* [Recorded data]
=======

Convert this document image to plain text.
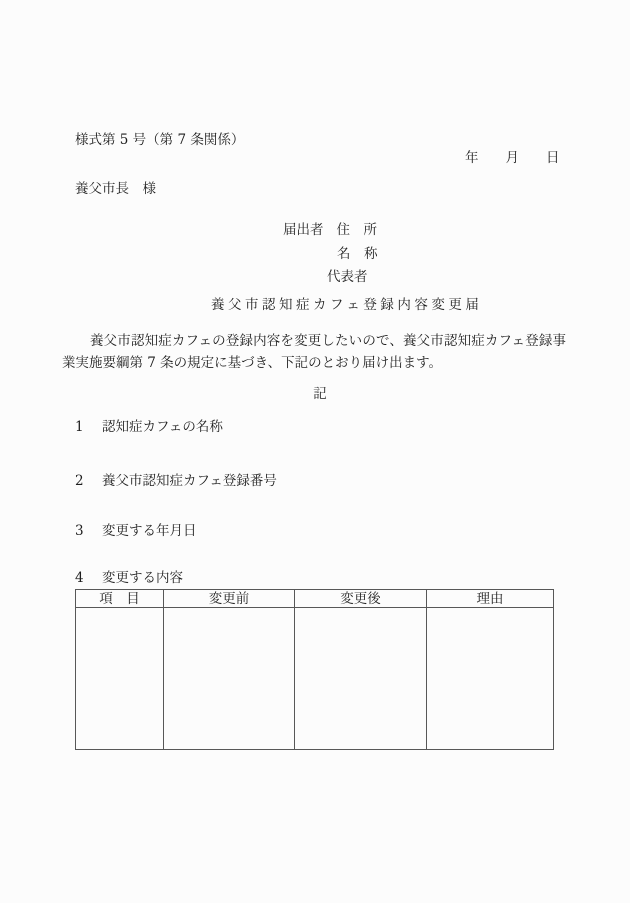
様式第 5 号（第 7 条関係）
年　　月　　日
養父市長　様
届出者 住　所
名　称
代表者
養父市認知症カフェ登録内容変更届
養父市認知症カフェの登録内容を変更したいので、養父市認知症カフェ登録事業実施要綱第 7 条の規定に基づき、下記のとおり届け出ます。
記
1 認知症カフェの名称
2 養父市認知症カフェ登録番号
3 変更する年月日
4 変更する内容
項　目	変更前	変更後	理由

=======

Write out the records above exactly as they stand, leaving out every picture.

* [Result]
Convert this document image to plain text.
様式第 5 号（第 7 条関係）
年　　月　　日
養父市長　様
届出者 住　所
名　称
代表者
養父市認知症カフェ登録内容変更届
養父市認知症カフェの登録内容を変更したいので、養父市認知症カフェ登録事業実施要綱第 7 条の規定に基づき、下記のとおり届け出ます。
記
1 認知症カフェの名称
2 養父市認知症カフェ登録番号
3 変更する年月日
4 変更する内容
項　目	変更前	変更後	理由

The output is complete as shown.